[start Exercise material]

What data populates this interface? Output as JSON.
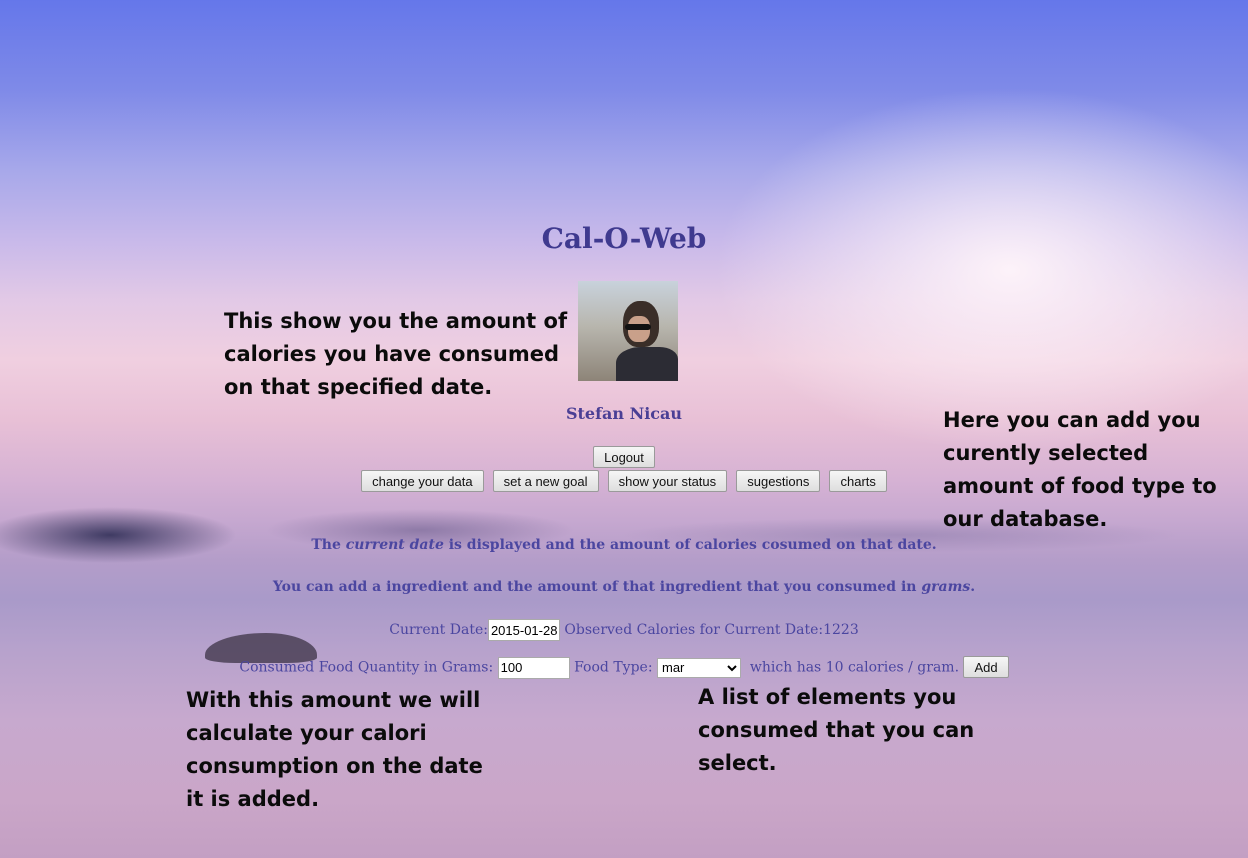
{
  "app": {
    "title": "Cal-O-Web"
  },
  "user": {
    "name": "Stefan Nicau"
  },
  "buttons": {
    "logout": "Logout",
    "change_data": "change your data",
    "new_goal": "set a new goal",
    "status": "show your status",
    "suggestions": "sugestions",
    "charts": "charts",
    "add": "Add"
  },
  "description": {
    "line1_prefix": "The ",
    "line1_em": "current date",
    "line1_suffix": " is displayed and the amount of calories cosumed on that date.",
    "line2_prefix": "You can add a ingredient and the amount of that ingredient that you consumed in ",
    "line2_em": "grams",
    "line2_suffix": "."
  },
  "form": {
    "current_date_label": "Current Date:",
    "current_date_value": "2015-01-28",
    "observed_label": "Observed Calories for Current Date:1223",
    "quantity_label": "Consumed Food Quantity in Grams:",
    "quantity_value": "100",
    "food_type_label": "Food Type:",
    "food_type_selected": "mar",
    "calories_note": "which has 10 calories / gram."
  },
  "annotations": {
    "note1": "This show you the amount of calories you have consumed on that specified date.",
    "note2": "Here you can add you curently selected amount of food type to our database.",
    "note3": "With this amount we will calculate your calori consumption on the date it is added.",
    "note4": "A list of elements you consumed that you can select."
  }
}
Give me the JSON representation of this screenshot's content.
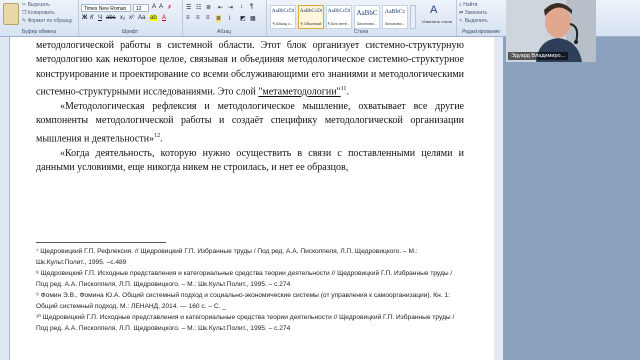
{
  "clipboard": {
    "cut": "Вырезать",
    "copy": "Копировать",
    "format_painter": "Формат по образцу",
    "group_label": "Буфер обмена"
  },
  "font": {
    "name": "Times New Roman",
    "size": "12",
    "group_label": "Шрифт"
  },
  "paragraph": {
    "group_label": "Абзац"
  },
  "styles": {
    "items": [
      {
        "sample": "AaBbCcDt",
        "name": "¶ Абзац с..."
      },
      {
        "sample": "AaBbCcDt",
        "name": "¶ Обычный"
      },
      {
        "sample": "AaBbCcDt",
        "name": "¶ Без инте..."
      },
      {
        "sample": "AaBbC",
        "name": "Заголово..."
      },
      {
        "sample": "AaBbCc",
        "name": "Заголово..."
      }
    ],
    "change_styles": "Изменить стили",
    "group_label": "Стили"
  },
  "editing": {
    "find": "Найти",
    "replace": "Заменить",
    "select": "Выделить",
    "group_label": "Редактирование"
  },
  "webcam": {
    "name": "Эдуард Владимиро..."
  },
  "document": {
    "p1_a": "методологической работы в системной области. Этот блок организует системно-структурную методологию как некоторое целое, связывая и объединяя методологическое системно-структурное конструирование и проектирование со всеми обслуживающими его знаниями и методологическими системно-структурными исследованиями. Это слой ",
    "p1_term": "\"метаметодологии\"",
    "p1_sup": "11",
    "p2": "«Методологическая рефлексия и методологическое мышление, охватывает все другие компоненты методологической работы и создаёт специфику методологической организации мышления и деятельности»",
    "p2_sup": "12",
    "p3": "«Когда деятельность, которую нужно осуществить в связи с поставленными целями и данными условиями, еще никогда никем не строилась, и нет ее образцов,"
  },
  "footnotes": [
    "⁷ Щедровицкий Г.П. Рефлексия. // Щедровицкий Г.П. Избранные труды / Под ред. А.А. Пископпеля, Л.П. Щедровицкого. – М.: Шк.Культ.Полит., 1995. –с.489",
    "⁸ Щедровицкий Г.П. Исходные представления и категориальные средства теории деятельности // Щедровицкий Г.П. Избранные труды / Под ред. А.А. Пископпеля, Л.П. Щедровицкого. – М.: Шк.Культ.Полит., 1995. – с.274",
    "⁹ Фомин Э.В., Фомина Ю.А. Общий системный подход и социально-экономические системы (от управления к самоорганизации). Кн. 1: Общий системный подход. М.: ЛЕНАНД, 2014. — 160 с. – С. _",
    "¹⁰ Щедровицкий Г.П. Исходные представления и категориальные средства теории деятельности // Щедровицкий Г.П. Избранные труды / Под ред. А.А. Пископпеля, Л.П. Щедровицкого. – М.: Шк.Культ.Полит., 1995. – с.274"
  ]
}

[end Exercise material]

**Exercise details**
Please transcribe the material above exactly as written. Leave the pictures out.

**Written response**
What data populates this interface? Output as JSON.
{
  "app": {
    "title": "Cal-O-Web"
  },
  "user": {
    "name": "Stefan Nicau"
  },
  "buttons": {
    "logout": "Logout",
    "change_data": "change your data",
    "new_goal": "set a new goal",
    "status": "show your status",
    "suggestions": "sugestions",
    "charts": "charts",
    "add": "Add"
  },
  "description": {
    "line1_prefix": "The ",
    "line1_em": "current date",
    "line1_suffix": " is displayed and the amount of calories cosumed on that date.",
    "line2_prefix": "You can add a ingredient and the amount of that ingredient that you consumed in ",
    "line2_em": "grams",
    "line2_suffix": "."
  },
  "form": {
    "current_date_label": "Current Date:",
    "current_date_value": "2015-01-28",
    "observed_label": "Observed Calories for Current Date:1223",
    "quantity_label": "Consumed Food Quantity in Grams:",
    "quantity_value": "100",
    "food_type_label": "Food Type:",
    "food_type_selected": "mar",
    "calories_note": "which has 10 calories / gram."
  },
  "annotations": {
    "note1": "This show you the amount of calories you have consumed on that specified date.",
    "note2": "Here you can add you curently selected amount of food type to our database.",
    "note3": "With this amount we will calculate your calori consumption on the date it is added.",
    "note4": "A list of elements you consumed that you can select."
  }
}
Give me the JSON representation of this screenshot's content.
{
  "clipboard": {
    "cut": "Вырезать",
    "copy": "Копировать",
    "format_painter": "Формат по образцу",
    "group_label": "Буфер обмена"
  },
  "font": {
    "name": "Times New Roman",
    "size": "12",
    "group_label": "Шрифт"
  },
  "paragraph": {
    "group_label": "Абзац"
  },
  "styles": {
    "items": [
      {
        "sample": "AaBbCcDt",
        "name": "¶ Абзац с..."
      },
      {
        "sample": "AaBbCcDt",
        "name": "¶ Обычный"
      },
      {
        "sample": "AaBbCcDt",
        "name": "¶ Без инте..."
      },
      {
        "sample": "AaBbC",
        "name": "Заголово..."
      },
      {
        "sample": "AaBbCc",
        "name": "Заголово..."
      }
    ],
    "change_styles": "Изменить стили",
    "group_label": "Стили"
  },
  "editing": {
    "find": "Найти",
    "replace": "Заменить",
    "select": "Выделить",
    "group_label": "Редактирование"
  },
  "webcam": {
    "name": "Эдуард Владимиро..."
  },
  "document": {
    "p1_a": "методологической работы в системной области. Этот блок организует системно-структурную методологию как некоторое целое, связывая и объединяя методологическое системно-структурное конструирование и проектирование со всеми обслуживающими его знаниями и методологическими системно-структурными исследованиями. Это слой ",
    "p1_term": "\"метаметодологии\"",
    "p1_sup": "11",
    "p2": "«Методологическая рефлексия и методологическое мышление, охватывает все другие компоненты методологической работы и создаёт специфику методологической организации мышления и деятельности»",
    "p2_sup": "12",
    "p3": "«Когда деятельность, которую нужно осуществить в связи с поставленными целями и данными условиями, еще никогда никем не строилась, и нет ее образцов,"
  },
  "footnotes": [
    "⁷ Щедровицкий Г.П. Рефлексия. // Щедровицкий Г.П. Избранные труды / Под ред. А.А. Пископпеля, Л.П. Щедровицкого. – М.: Шк.Культ.Полит., 1995. –с.489",
    "⁸ Щедровицкий Г.П. Исходные представления и категориальные средства теории деятельности // Щедровицкий Г.П. Избранные труды / Под ред. А.А. Пископпеля, Л.П. Щедровицкого. – М.: Шк.Культ.Полит., 1995. – с.274",
    "⁹ Фомин Э.В., Фомина Ю.А. Общий системный подход и социально-экономические системы (от управления к самоорганизации). Кн. 1: Общий системный подход. М.: ЛЕНАНД, 2014. — 160 с. – С. _",
    "¹⁰ Щедровицкий Г.П. Исходные представления и категориальные средства теории деятельности // Щедровицкий Г.П. Избранные труды / Под ред. А.А. Пископпеля, Л.П. Щедровицкого. – М.: Шк.Культ.Полит., 1995. – с.274"
  ]
}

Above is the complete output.